Present the following data again exactly as it is shown.
— Start —
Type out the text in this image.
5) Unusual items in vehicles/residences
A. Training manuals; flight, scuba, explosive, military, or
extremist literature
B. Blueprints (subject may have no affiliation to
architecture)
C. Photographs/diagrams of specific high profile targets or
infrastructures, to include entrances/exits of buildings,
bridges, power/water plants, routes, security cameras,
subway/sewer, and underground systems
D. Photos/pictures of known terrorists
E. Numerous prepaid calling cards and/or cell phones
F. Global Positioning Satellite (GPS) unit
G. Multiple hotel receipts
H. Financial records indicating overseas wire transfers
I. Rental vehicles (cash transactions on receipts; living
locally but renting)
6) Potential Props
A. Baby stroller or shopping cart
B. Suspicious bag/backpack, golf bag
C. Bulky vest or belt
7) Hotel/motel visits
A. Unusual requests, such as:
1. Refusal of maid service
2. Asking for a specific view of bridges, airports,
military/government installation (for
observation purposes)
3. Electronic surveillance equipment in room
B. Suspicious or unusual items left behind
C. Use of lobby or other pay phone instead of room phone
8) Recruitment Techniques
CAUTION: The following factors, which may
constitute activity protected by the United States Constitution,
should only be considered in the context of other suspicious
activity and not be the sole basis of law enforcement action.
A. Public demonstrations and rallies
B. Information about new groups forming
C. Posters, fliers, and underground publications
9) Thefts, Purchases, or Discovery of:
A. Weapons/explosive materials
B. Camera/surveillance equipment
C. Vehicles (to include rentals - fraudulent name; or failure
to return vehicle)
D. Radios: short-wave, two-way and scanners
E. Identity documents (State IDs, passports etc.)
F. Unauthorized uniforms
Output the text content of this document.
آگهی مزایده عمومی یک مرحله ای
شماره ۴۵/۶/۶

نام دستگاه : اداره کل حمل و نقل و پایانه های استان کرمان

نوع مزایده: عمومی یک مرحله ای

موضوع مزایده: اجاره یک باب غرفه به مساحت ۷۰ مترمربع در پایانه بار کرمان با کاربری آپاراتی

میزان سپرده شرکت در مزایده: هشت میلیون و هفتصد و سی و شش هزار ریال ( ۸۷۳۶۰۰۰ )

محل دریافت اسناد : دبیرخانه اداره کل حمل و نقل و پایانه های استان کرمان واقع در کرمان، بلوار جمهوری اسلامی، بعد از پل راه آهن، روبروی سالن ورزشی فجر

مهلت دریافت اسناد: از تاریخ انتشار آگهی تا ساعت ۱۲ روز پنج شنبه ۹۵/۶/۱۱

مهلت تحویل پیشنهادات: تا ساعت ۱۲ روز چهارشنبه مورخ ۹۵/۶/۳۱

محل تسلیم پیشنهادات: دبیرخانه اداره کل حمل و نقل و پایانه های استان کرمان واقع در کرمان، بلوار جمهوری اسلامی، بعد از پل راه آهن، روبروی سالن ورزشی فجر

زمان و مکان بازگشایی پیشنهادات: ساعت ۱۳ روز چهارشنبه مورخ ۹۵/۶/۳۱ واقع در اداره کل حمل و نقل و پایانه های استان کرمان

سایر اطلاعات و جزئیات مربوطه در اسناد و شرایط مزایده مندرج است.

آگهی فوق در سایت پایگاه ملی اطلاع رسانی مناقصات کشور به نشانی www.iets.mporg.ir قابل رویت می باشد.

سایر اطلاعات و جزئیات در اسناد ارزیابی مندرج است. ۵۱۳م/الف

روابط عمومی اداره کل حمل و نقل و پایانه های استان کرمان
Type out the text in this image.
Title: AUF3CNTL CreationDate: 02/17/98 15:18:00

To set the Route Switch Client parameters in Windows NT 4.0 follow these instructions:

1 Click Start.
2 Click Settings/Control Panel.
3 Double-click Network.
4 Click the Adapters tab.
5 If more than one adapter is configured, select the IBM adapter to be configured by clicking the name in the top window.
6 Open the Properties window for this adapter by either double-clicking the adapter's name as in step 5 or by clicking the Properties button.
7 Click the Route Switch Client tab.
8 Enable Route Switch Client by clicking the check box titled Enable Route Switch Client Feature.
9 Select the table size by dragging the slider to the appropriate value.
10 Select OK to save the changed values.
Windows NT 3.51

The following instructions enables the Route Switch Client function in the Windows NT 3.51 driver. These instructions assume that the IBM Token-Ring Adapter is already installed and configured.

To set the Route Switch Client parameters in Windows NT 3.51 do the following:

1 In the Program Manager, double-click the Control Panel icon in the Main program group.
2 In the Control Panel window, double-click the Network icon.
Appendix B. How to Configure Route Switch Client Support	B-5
— End —
> Solution to the problem
Type out the text in this image.
5) Unusual items in vehicles/residences
A. Training manuals; flight, scuba, explosive, military, or
extremist literature
B. Blueprints (subject may have no affiliation to
architecture)
C. Photographs/diagrams of specific high profile targets or
infrastructures, to include entrances/exits of buildings,
bridges, power/water plants, routes, security cameras,
subway/sewer, and underground systems
D. Photos/pictures of known terrorists
E. Numerous prepaid calling cards and/or cell phones
F. Global Positioning Satellite (GPS) unit
G. Multiple hotel receipts
H. Financial records indicating overseas wire transfers
I. Rental vehicles (cash transactions on receipts; living
locally but renting)
6) Potential Props
A. Baby stroller or shopping cart
B. Suspicious bag/backpack, golf bag
C. Bulky vest or belt
7) Hotel/motel visits
A. Unusual requests, such as:
1. Refusal of maid service
2. Asking for a specific view of bridges, airports,
military/government installation (for
observation purposes)
3. Electronic surveillance equipment in room
B. Suspicious or unusual items left behind
C. Use of lobby or other pay phone instead of room phone
8) Recruitment Techniques
CAUTION: The following factors, which may
constitute activity protected by the United States Constitution,
should only be considered in the context of other suspicious
activity and not be the sole basis of law enforcement action.
A. Public demonstrations and rallies
B. Information about new groups forming
C. Posters, fliers, and underground publications
9) Thefts, Purchases, or Discovery of:
A. Weapons/explosive materials
B. Camera/surveillance equipment
C. Vehicles (to include rentals - fraudulent name; or failure
to return vehicle)
D. Radios: short-wave, two-way and scanners
E. Identity documents (State IDs, passports etc.)
F. Unauthorized uniforms
Output the text content of this document.
آگهی مزایده عمومی یک مرحله ای
شماره ۴۵/۶/۶

نام دستگاه : اداره کل حمل و نقل و پایانه های استان کرمان

نوع مزایده: عمومی یک مرحله ای

موضوع مزایده: اجاره یک باب غرفه به مساحت ۷۰ مترمربع در پایانه بار کرمان با کاربری آپاراتی

میزان سپرده شرکت در مزایده: هشت میلیون و هفتصد و سی و شش هزار ریال ( ۸۷۳۶۰۰۰ )

محل دریافت اسناد : دبیرخانه اداره کل حمل و نقل و پایانه های استان کرمان واقع در کرمان، بلوار جمهوری اسلامی، بعد از پل راه آهن، روبروی سالن ورزشی فجر

مهلت دریافت اسناد: از تاریخ انتشار آگهی تا ساعت ۱۲ روز پنج شنبه ۹۵/۶/۱۱

مهلت تحویل پیشنهادات: تا ساعت ۱۲ روز چهارشنبه مورخ ۹۵/۶/۳۱

محل تسلیم پیشنهادات: دبیرخانه اداره کل حمل و نقل و پایانه های استان کرمان واقع در کرمان، بلوار جمهوری اسلامی، بعد از پل راه آهن، روبروی سالن ورزشی فجر

زمان و مکان بازگشایی پیشنهادات: ساعت ۱۳ روز چهارشنبه مورخ ۹۵/۶/۳۱ واقع در اداره کل حمل و نقل و پایانه های استان کرمان

سایر اطلاعات و جزئیات مربوطه در اسناد و شرایط مزایده مندرج است.

آگهی فوق در سایت پایگاه ملی اطلاع رسانی مناقصات کشور به نشانی www.iets.mporg.ir قابل رویت می باشد.

سایر اطلاعات و جزئیات در اسناد ارزیابی مندرج است. ۵۱۳م/الف

روابط عمومی اداره کل حمل و نقل و پایانه های استان کرمان
Type out the text in this image.
Title: AUF3CNTL CreationDate: 02/17/98 15:18:00

To set the Route Switch Client parameters in Windows NT 4.0 follow these instructions:

1 Click Start.
2 Click Settings/Control Panel.
3 Double-click Network.
4 Click the Adapters tab.
5 If more than one adapter is configured, select the IBM adapter to be configured by clicking the name in the top window.
6 Open the Properties window for this adapter by either double-clicking the adapter's name as in step 5 or by clicking the Properties button.
7 Click the Route Switch Client tab.
8 Enable Route Switch Client by clicking the check box titled Enable Route Switch Client Feature.
9 Select the table size by dragging the slider to the appropriate value.
10 Select OK to save the changed values.
Windows NT 3.51

The following instructions enables the Route Switch Client function in the Windows NT 3.51 driver. These instructions assume that the IBM Token-Ring Adapter is already installed and configured.

To set the Route Switch Client parameters in Windows NT 3.51 do the following:

1 In the Program Manager, double-click the Control Panel icon in the Main program group.
2 In the Control Panel window, double-click the Network icon.
Appendix B. How to Configure Route Switch Client Support	B-5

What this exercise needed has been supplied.